## Exercise details
Search the listing for the string "rank" and copy every line that contains it.

## Stored data
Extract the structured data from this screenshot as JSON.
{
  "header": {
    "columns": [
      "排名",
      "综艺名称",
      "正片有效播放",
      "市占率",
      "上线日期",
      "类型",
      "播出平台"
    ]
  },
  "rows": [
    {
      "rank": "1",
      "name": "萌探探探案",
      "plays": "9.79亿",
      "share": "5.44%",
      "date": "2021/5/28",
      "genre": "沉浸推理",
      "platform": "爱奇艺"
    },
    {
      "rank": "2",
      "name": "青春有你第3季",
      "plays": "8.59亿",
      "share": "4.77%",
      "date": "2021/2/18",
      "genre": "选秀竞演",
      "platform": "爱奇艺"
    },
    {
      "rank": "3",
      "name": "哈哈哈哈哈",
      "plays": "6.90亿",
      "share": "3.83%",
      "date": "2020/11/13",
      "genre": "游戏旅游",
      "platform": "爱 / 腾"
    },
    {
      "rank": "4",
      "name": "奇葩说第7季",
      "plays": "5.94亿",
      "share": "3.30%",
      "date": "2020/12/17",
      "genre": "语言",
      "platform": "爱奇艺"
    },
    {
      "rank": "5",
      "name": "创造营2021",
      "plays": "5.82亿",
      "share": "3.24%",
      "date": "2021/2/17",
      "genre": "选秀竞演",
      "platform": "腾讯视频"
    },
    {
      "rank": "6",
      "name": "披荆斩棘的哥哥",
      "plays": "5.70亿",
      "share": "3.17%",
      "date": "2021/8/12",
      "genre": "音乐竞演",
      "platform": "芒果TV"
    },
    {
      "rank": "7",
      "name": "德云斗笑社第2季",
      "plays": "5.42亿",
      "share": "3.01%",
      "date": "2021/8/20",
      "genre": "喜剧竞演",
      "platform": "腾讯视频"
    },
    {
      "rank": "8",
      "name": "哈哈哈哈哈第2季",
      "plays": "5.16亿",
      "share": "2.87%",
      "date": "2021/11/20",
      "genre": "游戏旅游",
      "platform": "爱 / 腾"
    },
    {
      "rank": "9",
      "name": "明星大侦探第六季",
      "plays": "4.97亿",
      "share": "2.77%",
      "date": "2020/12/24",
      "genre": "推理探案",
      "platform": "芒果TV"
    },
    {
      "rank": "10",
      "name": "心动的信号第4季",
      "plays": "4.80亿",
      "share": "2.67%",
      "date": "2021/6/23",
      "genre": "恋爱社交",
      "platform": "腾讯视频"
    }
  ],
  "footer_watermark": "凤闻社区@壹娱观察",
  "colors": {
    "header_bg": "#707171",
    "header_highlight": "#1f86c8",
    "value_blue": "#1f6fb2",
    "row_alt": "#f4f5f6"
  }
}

## Task solution
      "rank": "1",
      "rank": "2",
      "rank": "3",
      "rank": "4",
      "rank": "5",
      "rank": "6",
      "rank": "7",
      "rank": "8",
      "rank": "9",
      "rank": "10",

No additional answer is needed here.